• Stated problem
Write out each line exactly as it stands, please.

(Data entries)
########

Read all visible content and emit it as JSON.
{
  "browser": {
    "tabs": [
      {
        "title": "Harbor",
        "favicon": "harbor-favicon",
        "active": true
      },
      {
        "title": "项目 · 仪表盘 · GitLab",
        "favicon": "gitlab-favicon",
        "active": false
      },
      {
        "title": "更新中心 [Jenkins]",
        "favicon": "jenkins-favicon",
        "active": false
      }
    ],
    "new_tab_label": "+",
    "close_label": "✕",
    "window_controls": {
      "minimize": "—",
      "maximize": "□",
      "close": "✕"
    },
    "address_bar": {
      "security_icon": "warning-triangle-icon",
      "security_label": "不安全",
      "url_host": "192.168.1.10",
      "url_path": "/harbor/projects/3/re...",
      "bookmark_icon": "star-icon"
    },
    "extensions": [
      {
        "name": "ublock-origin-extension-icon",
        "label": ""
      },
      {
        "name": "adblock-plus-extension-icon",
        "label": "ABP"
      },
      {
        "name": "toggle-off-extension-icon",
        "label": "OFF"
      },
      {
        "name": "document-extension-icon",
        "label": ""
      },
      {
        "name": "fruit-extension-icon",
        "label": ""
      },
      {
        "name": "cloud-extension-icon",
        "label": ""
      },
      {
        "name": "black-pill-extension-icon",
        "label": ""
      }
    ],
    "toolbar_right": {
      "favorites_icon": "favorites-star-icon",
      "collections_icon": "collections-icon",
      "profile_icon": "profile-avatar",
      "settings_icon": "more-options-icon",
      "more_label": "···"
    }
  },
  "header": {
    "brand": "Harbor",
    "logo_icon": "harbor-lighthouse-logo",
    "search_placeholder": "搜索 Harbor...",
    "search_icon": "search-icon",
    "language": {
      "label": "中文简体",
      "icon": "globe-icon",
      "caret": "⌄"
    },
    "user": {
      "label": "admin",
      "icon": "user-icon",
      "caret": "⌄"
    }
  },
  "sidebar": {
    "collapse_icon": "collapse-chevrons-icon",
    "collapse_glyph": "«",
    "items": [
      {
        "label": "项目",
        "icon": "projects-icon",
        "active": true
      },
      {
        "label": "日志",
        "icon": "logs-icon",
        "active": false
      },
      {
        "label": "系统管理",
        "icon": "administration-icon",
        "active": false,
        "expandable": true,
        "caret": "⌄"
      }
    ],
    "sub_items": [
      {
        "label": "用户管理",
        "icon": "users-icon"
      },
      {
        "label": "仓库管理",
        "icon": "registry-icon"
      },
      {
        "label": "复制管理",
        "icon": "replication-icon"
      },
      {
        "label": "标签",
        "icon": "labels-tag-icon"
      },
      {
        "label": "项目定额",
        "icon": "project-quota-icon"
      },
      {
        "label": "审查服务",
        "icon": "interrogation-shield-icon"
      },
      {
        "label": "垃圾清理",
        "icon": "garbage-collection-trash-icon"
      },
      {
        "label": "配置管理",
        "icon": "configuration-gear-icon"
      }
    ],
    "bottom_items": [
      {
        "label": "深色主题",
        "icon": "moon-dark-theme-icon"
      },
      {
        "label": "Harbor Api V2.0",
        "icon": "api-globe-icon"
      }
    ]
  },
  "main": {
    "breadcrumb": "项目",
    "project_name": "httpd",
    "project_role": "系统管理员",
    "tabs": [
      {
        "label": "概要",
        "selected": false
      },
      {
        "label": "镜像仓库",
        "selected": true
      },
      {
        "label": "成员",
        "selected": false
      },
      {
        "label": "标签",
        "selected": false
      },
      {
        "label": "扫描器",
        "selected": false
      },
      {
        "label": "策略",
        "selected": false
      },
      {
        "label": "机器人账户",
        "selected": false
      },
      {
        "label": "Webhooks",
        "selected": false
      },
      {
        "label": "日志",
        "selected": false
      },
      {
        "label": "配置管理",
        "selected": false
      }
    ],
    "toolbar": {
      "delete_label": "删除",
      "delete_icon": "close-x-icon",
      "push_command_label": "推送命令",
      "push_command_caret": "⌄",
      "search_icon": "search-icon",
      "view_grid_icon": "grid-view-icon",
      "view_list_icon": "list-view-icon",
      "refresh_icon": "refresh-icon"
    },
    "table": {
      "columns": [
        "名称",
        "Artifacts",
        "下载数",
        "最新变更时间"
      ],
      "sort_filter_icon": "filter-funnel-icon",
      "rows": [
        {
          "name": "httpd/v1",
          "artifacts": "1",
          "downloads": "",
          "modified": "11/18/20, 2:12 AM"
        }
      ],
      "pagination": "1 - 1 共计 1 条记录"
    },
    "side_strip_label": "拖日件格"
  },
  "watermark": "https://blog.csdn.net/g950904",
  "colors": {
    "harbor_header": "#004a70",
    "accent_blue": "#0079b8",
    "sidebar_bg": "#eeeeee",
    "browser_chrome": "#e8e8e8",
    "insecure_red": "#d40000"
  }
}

########

• The completed task
Read all visible content and emit it as JSON.
{
  "browser": {
    "tabs": [
      {
        "title": "Harbor",
        "favicon": "harbor-favicon",
        "active": true
      },
      {
        "title": "项目 · 仪表盘 · GitLab",
        "favicon": "gitlab-favicon",
        "active": false
      },
      {
        "title": "更新中心 [Jenkins]",
        "favicon": "jenkins-favicon",
        "active": false
      }
    ],
    "new_tab_label": "+",
    "close_label": "✕",
    "window_controls": {
      "minimize": "—",
      "maximize": "□",
      "close": "✕"
    },
    "address_bar": {
      "security_icon": "warning-triangle-icon",
      "security_label": "不安全",
      "url_host": "192.168.1.10",
      "url_path": "/harbor/projects/3/re...",
      "bookmark_icon": "star-icon"
    },
    "extensions": [
      {
        "name": "ublock-origin-extension-icon",
        "label": ""
      },
      {
        "name": "adblock-plus-extension-icon",
        "label": "ABP"
      },
      {
        "name": "toggle-off-extension-icon",
        "label": "OFF"
      },
      {
        "name": "document-extension-icon",
        "label": ""
      },
      {
        "name": "fruit-extension-icon",
        "label": ""
      },
      {
        "name": "cloud-extension-icon",
        "label": ""
      },
      {
        "name": "black-pill-extension-icon",
        "label": ""
      }
    ],
    "toolbar_right": {
      "favorites_icon": "favorites-star-icon",
      "collections_icon": "collections-icon",
      "profile_icon": "profile-avatar",
      "settings_icon": "more-options-icon",
      "more_label": "···"
    }
  },
  "header": {
    "brand": "Harbor",
    "logo_icon": "harbor-lighthouse-logo",
    "search_placeholder": "搜索 Harbor...",
    "search_icon": "search-icon",
    "language": {
      "label": "中文简体",
      "icon": "globe-icon",
      "caret": "⌄"
    },
    "user": {
      "label": "admin",
      "icon": "user-icon",
      "caret": "⌄"
    }
  },
  "sidebar": {
    "collapse_icon": "collapse-chevrons-icon",
    "collapse_glyph": "«",
    "items": [
      {
        "label": "项目",
        "icon": "projects-icon",
        "active": true
      },
      {
        "label": "日志",
        "icon": "logs-icon",
        "active": false
      },
      {
        "label": "系统管理",
        "icon": "administration-icon",
        "active": false,
        "expandable": true,
        "caret": "⌄"
      }
    ],
    "sub_items": [
      {
        "label": "用户管理",
        "icon": "users-icon"
      },
      {
        "label": "仓库管理",
        "icon": "registry-icon"
      },
      {
        "label": "复制管理",
        "icon": "replication-icon"
      },
      {
        "label": "标签",
        "icon": "labels-tag-icon"
      },
      {
        "label": "项目定额",
        "icon": "project-quota-icon"
      },
      {
        "label": "审查服务",
        "icon": "interrogation-shield-icon"
      },
      {
        "label": "垃圾清理",
        "icon": "garbage-collection-trash-icon"
      },
      {
        "label": "配置管理",
        "icon": "configuration-gear-icon"
      }
    ],
    "bottom_items": [
      {
        "label": "深色主题",
        "icon": "moon-dark-theme-icon"
      },
      {
        "label": "Harbor Api V2.0",
        "icon": "api-globe-icon"
      }
    ]
  },
  "main": {
    "breadcrumb": "项目",
    "project_name": "httpd",
    "project_role": "系统管理员",
    "tabs": [
      {
        "label": "概要",
        "selected": false
      },
      {
        "label": "镜像仓库",
        "selected": true
      },
      {
        "label": "成员",
        "selected": false
      },
      {
        "label": "标签",
        "selected": false
      },
      {
        "label": "扫描器",
        "selected": false
      },
      {
        "label": "策略",
        "selected": false
      },
      {
        "label": "机器人账户",
        "selected": false
      },
      {
        "label": "Webhooks",
        "selected": false
      },
      {
        "label": "日志",
        "selected": false
      },
      {
        "label": "配置管理",
        "selected": false
      }
    ],
    "toolbar": {
      "delete_label": "删除",
      "delete_icon": "close-x-icon",
      "push_command_label": "推送命令",
      "push_command_caret": "⌄",
      "search_icon": "search-icon",
      "view_grid_icon": "grid-view-icon",
      "view_list_icon": "list-view-icon",
      "refresh_icon": "refresh-icon"
    },
    "table": {
      "columns": [
        "名称",
        "Artifacts",
        "下载数",
        "最新变更时间"
      ],
      "sort_filter_icon": "filter-funnel-icon",
      "rows": [
        {
          "name": "httpd/v1",
          "artifacts": "1",
          "downloads": "",
          "modified": "11/18/20, 2:12 AM"
        }
      ],
      "pagination": "1 - 1 共计 1 条记录"
    },
    "side_strip_label": "拖日件格"
  },
  "watermark": "https://blog.csdn.net/g950904",
  "colors": {
    "harbor_header": "#004a70",
    "accent_blue": "#0079b8",
    "sidebar_bg": "#eeeeee",
    "browser_chrome": "#e8e8e8",
    "insecure_red": "#d40000"
  }
}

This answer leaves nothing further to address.